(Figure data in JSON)

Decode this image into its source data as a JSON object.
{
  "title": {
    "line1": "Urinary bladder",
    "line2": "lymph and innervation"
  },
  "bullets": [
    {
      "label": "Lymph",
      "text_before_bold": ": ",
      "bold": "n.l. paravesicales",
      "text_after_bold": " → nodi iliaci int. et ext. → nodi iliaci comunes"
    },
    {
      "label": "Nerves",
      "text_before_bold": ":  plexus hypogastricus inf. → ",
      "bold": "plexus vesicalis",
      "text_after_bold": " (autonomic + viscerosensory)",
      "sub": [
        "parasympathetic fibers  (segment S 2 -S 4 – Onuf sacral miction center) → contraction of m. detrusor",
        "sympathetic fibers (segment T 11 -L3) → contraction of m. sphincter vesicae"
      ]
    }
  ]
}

Written request:
Your task is to give the records above again, exactly.

Result of the exercise:
Decode this image into its source data as a JSON object.
{
  "title": {
    "line1": "Urinary bladder",
    "line2": "lymph and innervation"
  },
  "bullets": [
    {
      "label": "Lymph",
      "text_before_bold": ": ",
      "bold": "n.l. paravesicales",
      "text_after_bold": " → nodi iliaci int. et ext. → nodi iliaci comunes"
    },
    {
      "label": "Nerves",
      "text_before_bold": ":  plexus hypogastricus inf. → ",
      "bold": "plexus vesicalis",
      "text_after_bold": " (autonomic + viscerosensory)",
      "sub": [
        "parasympathetic fibers  (segment S 2 -S 4 – Onuf sacral miction center) → contraction of m. detrusor",
        "sympathetic fibers (segment T 11 -L3) → contraction of m. sphincter vesicae"
      ]
    }
  ]
}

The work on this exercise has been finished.